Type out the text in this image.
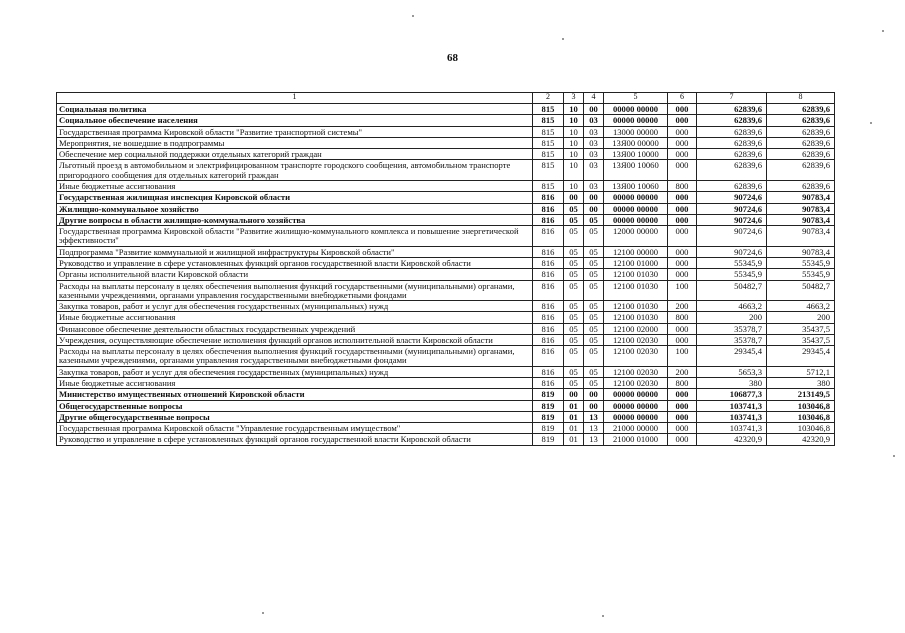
68
1	2	3	4	5	6	7	8
Социальная политика	815	10	00	00000 00000	000	62839,6	62839,6
Социальное обеспечение населения	815	10	03	00000 00000	000	62839,6	62839,6
Государственная программа Кировской области "Развитие транспортной системы"	815	10	03	13000 00000	000	62839,6	62839,6
Мероприятия, не вошедшие в подпрограммы	815	10	03	13Я00 00000	000	62839,6	62839,6
Обеспечение мер социальной поддержки отдельных категорий граждан	815	10	03	13Я00 10000	000	62839,6	62839,6
Льготный проезд в автомобильном и электрифицированном транспорте городского сообщения, автомобильном транспорте пригородного сообщения для отдельных категорий граждан	815	10	03	13Я00 10060	000	62839,6	62839,6
Иные бюджетные ассигнования	815	10	03	13Я00 10060	800	62839,6	62839,6
Государственная жилищная инспекция Кировской области	816	00	00	00000 00000	000	90724,6	90783,4
Жилищно-коммунальное хозяйство	816	05	00	00000 00000	000	90724,6	90783,4
Другие вопросы в области жилищно-коммунального хозяйства	816	05	05	00000 00000	000	90724,6	90783,4
Государственная программа Кировской области "Развитие жилищно-коммунального комплекса и повышение энергетической эффективности"	816	05	05	12000 00000	000	90724,6	90783,4
Подпрограмма "Развитие коммунальной и жилищной инфраструктуры Кировской области"	816	05	05	12100 00000	000	90724,6	90783,4
Руководство и управление в сфере установленных функций органов государственной власти Кировской области	816	05	05	12100 01000	000	55345,9	55345,9
Органы исполнительной власти Кировской области	816	05	05	12100 01030	000	55345,9	55345,9
Расходы на выплаты персоналу в целях обеспечения выполнения функций государственными (муниципальными) органами, казенными учреждениями, органами управления государственными внебюджетными фондами	816	05	05	12100 01030	100	50482,7	50482,7
Закупка товаров, работ и услуг для обеспечения государственных (муниципальных) нужд	816	05	05	12100 01030	200	4663,2	4663,2
Иные бюджетные ассигнования	816	05	05	12100 01030	800	200	200
Финансовое обеспечение деятельности областных государственных учреждений	816	05	05	12100 02000	000	35378,7	35437,5
Учреждения, осуществляющие обеспечение исполнения функций органов исполнительной власти Кировской области	816	05	05	12100 02030	000	35378,7	35437,5
Расходы на выплаты персоналу в целях обеспечения выполнения функций государственными (муниципальными) органами, казенными учреждениями, органами управления государственными внебюджетными фондами	816	05	05	12100 02030	100	29345,4	29345,4
Закупка товаров, работ и услуг для обеспечения государственных (муниципальных) нужд	816	05	05	12100 02030	200	5653,3	5712,1
Иные бюджетные ассигнования	816	05	05	12100 02030	800	380	380
Министерство имущественных отношений Кировской области	819	00	00	00000 00000	000	106877,3	213149,5
Общегосударственные вопросы	819	01	00	00000 00000	000	103741,3	103046,8
Другие общегосударственные вопросы	819	01	13	00000 00000	000	103741,3	103046,8
Государственная программа Кировской области "Управление государственным имуществом"	819	01	13	21000 00000	000	103741,3	103046,8
Руководство и управление в сфере установленных функций органов государственной власти Кировской области	819	01	13	21000 01000	000	42320,9	42320,9
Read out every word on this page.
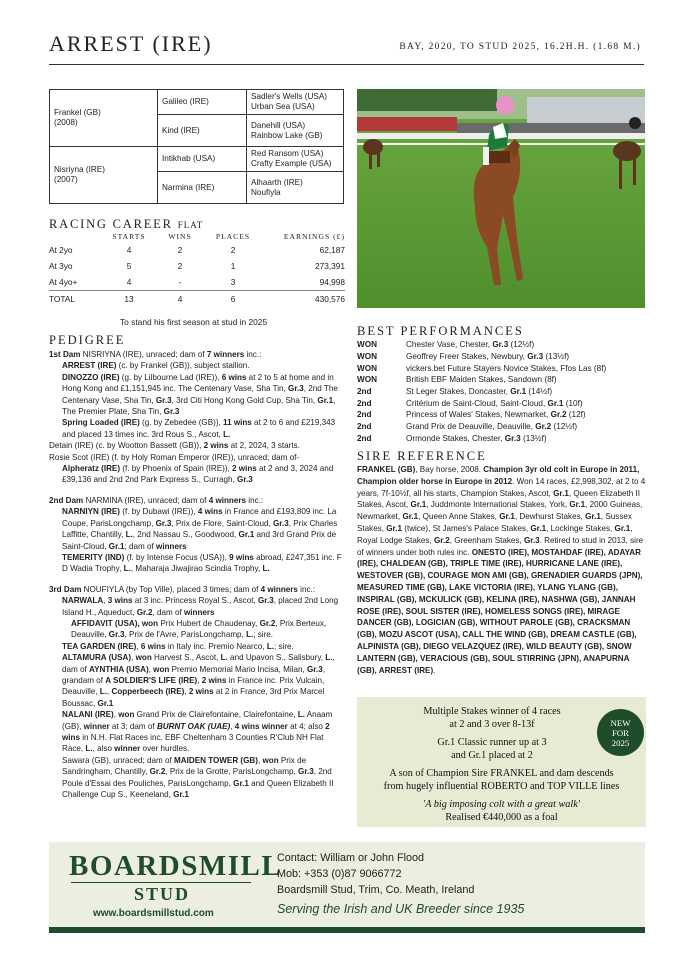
ARREST (IRE)	BAY, 2020, TO STUD 2025, 16.2H.H. (1.68 M.)
Frankel (GB)
(2008)	Galileo (IRE)	Sadler's Wells (USA)
Urban Sea (USA)

	Kind (IRE)	Danehill (USA)
Rainbow Lake (GB)

Nisriyna (IRE)
(2007)	Intikhab (USA)	Red Ransom (USA)
Crafty Example (USA)

	Narmina (IRE)	Alhaarth (IRE)
Noufiyla

RACING CAREER FLAT
	STARTS	WINS	PLACES	EARNINGS (£)
At 2yo	4	2	2	62,187
At 3yo	5	2	1	273,391
At 4yo+	4	-	3	94,998
TOTAL	13	4	6	430,576
To stand his first season at stud in 2025
PEDIGREE

1st Dam NISRIYNA (IRE), unraced; dam of 7 winners inc.:

ARREST (IRE) (c. by Frankel (GB)), subject stallion.

DINOZZO (IRE) (g. by Lilbourne Lad (IRE)), 6 wins at 2 to 5 at home and in Hong Kong and £1,151,945 inc. The Centenary Vase, Sha Tin, Gr.3, 2nd The Centenary Vase, Sha Tin, Gr.3, 3rd Citi Hong Kong Gold Cup, Sha Tin, Gr.1, The Premier Plate, Sha Tin, Gr.3

Spring Loaded (IRE) (g. by Zebedee (GB)), 11 wins at 2 to 6 and £219,343 and placed 13 times inc. 3rd Rous S., Ascot, L.

Detain (IRE) (c. by Wootton Bassett (GB)), 2 wins at 2, 2024, 3 starts.

Rosie Scot (IRE) (f. by Holy Roman Emperor (IRE)), unraced; dam of-

Alpheratz (IRE) (f. by Phoenix of Spain (IRE)), 2 wins at 2 and 3, 2024 and £39,136 and 2nd 2nd Park Express S., Curragh, Gr.3

2nd Dam NARMINA (IRE), unraced; dam of 4 winners inc.:

NARNIYN (IRE) (f. by Dubawi (IRE)), 4 wins in France and £193,809 inc. La Coupe, ParisLongchamp, Gr.3, Prix de Flore, Saint-Cloud, Gr.3, Prix Charles Laffitte, Chantilly, L., 2nd Nassau S., Goodwood, Gr.1 and 3rd Grand Prix de Saint-Cloud, Gr.1; dam of winners

TEMERITY (IND) (f. by Intense Focus (USA)), 9 wins abroad, £247,351 inc. F D Wadia Trophy, L., Maharaja Jiwajirao Scindia Trophy, L.

3rd Dam NOUFIYLA (by Top Ville), placed 3 times; dam of 4 winners inc.:

NARWALA, 3 wins at 3 inc. Princess Royal S., Ascot, Gr.3, placed 2nd Long Island H., Aqueduct, Gr.2, dam of winners

AFFIDAVIT (USA), won Prix Hubert de Chaudenay, Gr.2, Prix Berteux, Deauville, Gr.3, Prix de l'Avre, ParisLongchamp, L.; sire.

TEA GARDEN (IRE), 6 wins in Italy inc. Premio Nearco, L.; sire.

ALTAMURA (USA), won Harvest S., Ascot, L. and Upavon S., Salisbury, L., dam of AYNTHIA (USA), won Premio Memorial Mario Incisa, Milan, Gr.3, grandam of A SOLDIER'S LIFE (IRE), 2 wins in France inc. Prix Vulcain, Deauville, L., Copperbeech (IRE), 2 wins at 2 in France, 3rd Prix Marcel Boussac, Gr.1

NALANI (IRE), won Grand Prix de Clairefontaine, Clairefontaine, L. Anaam (GB), winner at 3; dam of BURNT OAK (UAE), 4 wins winner at 4; also 2 wins in N.H. Flat Races inc. EBF Cheltenham 3 Counties R'Club NH Flat Race, L., also winner over hurdles.

Sawara (GB), unraced; dam of MAIDEN TOWER (GB), won Prix de Sandringham, Chantilly, Gr.2, Prix de la Grotte, ParisLongchamp, Gr.3, 2nd Poule d'Essai des Pouliches, ParisLongchamp, Gr.1 and Queen Elizabeth II Challenge Cup S., Keeneland, Gr.1

BEST PERFORMANCES
WON	Chester Vase, Chester, Gr.3 (12½f)
WON	Geoffrey Freer Stakes, Newbury, Gr.3 (13½f)
WON	vickers.bet Future Stayers Novice Stakes, Ffos Las (8f)
WON	British EBF Maiden Stakes, Sandown (8f)
2nd	St Leger Stakes, Doncaster, Gr.1 (14½f)
2nd	Critérium de Saint-Cloud, Saint-Cloud, Gr.1 (10f)
2nd	Princess of Wales' Stakes, Newmarket, Gr.2 (12f)
2nd	Grand Prix de Deauville, Deauville, Gr.2 (12½f)
2nd	Ormonde Stakes, Chester, Gr.3 (13½f)
SIRE REFERENCE
FRANKEL (GB), Bay horse, 2008. Champion 3yr old colt in Europe in 2011, Champion older horse in Europe in 2012. Won 14 races, £2,998,302, at 2 to 4 years, 7f-10½f, all his starts, Champion Stakes, Ascot, Gr.1, Queen Elizabeth II Stakes, Ascot, Gr.1, Juddmonte International Stakes, York, Gr.1, 2000 Guineas, Newmarket, Gr.1, Queen Anne Stakes, Gr.1, Dewhurst Stakes, Gr.1, Sussex Stakes, Gr.1 (twice), St James's Palace Stakes, Gr.1, Lockinge Stakes, Gr.1, Royal Lodge Stakes, Gr.2, Greenham Stakes, Gr.3. Retired to stud in 2013, sire of winners under both rules inc. ONESTO (IRE), MOSTAHDAF (IRE), ADAYAR (IRE), CHALDEAN (GB), TRIPLE TIME (IRE), HURRICANE LANE (IRE), WESTOVER (GB), COURAGE MON AMI (GB), GRENADIER GUARDS (JPN), MEASURED TIME (GB), LAKE VICTORIA (IRE), YLANG YLANG (GB), INSPIRAL (GB), MCKULICK (GB), KELINA (IRE), NASHWA (GB), JANNAH ROSE (IRE), SOUL SISTER (IRE), HOMELESS SONGS (IRE), MIRAGE DANCER (GB), LOGICIAN (GB), WITHOUT PAROLE (GB), CRACKSMAN (GB), MOZU ASCOT (USA), CALL THE WIND (GB), DREAM CASTLE (GB), ALPINISTA (GB), DIEGO VELAZQUEZ (IRE), WILD BEAUTY (GB), SNOW LANTERN (GB), VERACIOUS (GB), SOUL STIRRING (JPN), ANAPURNA (GB), ARREST (IRE).
Multiple Stakes winner of 4 races
at 2 and 3 over 8-13f
Gr.1 Classic runner up at 3
and Gr.1 placed at 2
A son of Champion Sire FRANKEL and dam descends
from hugely influential ROBERTO and TOP VILLE lines
'A big imposing colt with a great walk'
Realised €440,000 as a foal
NEW
FOR
2025
BOARDSMILL
STUD
www.boardsmillstud.com
Contact: William or John Flood
Mob: +353 (0)87 9066772
Boardsmill Stud, Trim, Co. Meath, Ireland
Serving the Irish and UK Breeder since 1935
====
**Set exercise**
From the listing, copy every line where the string "персоналу" appears.

**Completed task**
Расходы на выплаты персоналу в целях обеспечения выполнения функций государственными (муниципальными) органами, казенными учреждениями, органами управления государственными внебюджетными фондами	816	05	05	12100 01030	100	50482,7	50482,7
Расходы на выплаты персоналу в целях обеспечения выполнения функций государственными (муниципальными) органами, казенными учреждениями, органами управления государственными внебюджетными фондами	816	05	05	12100 02030	100	29345,4	29345,4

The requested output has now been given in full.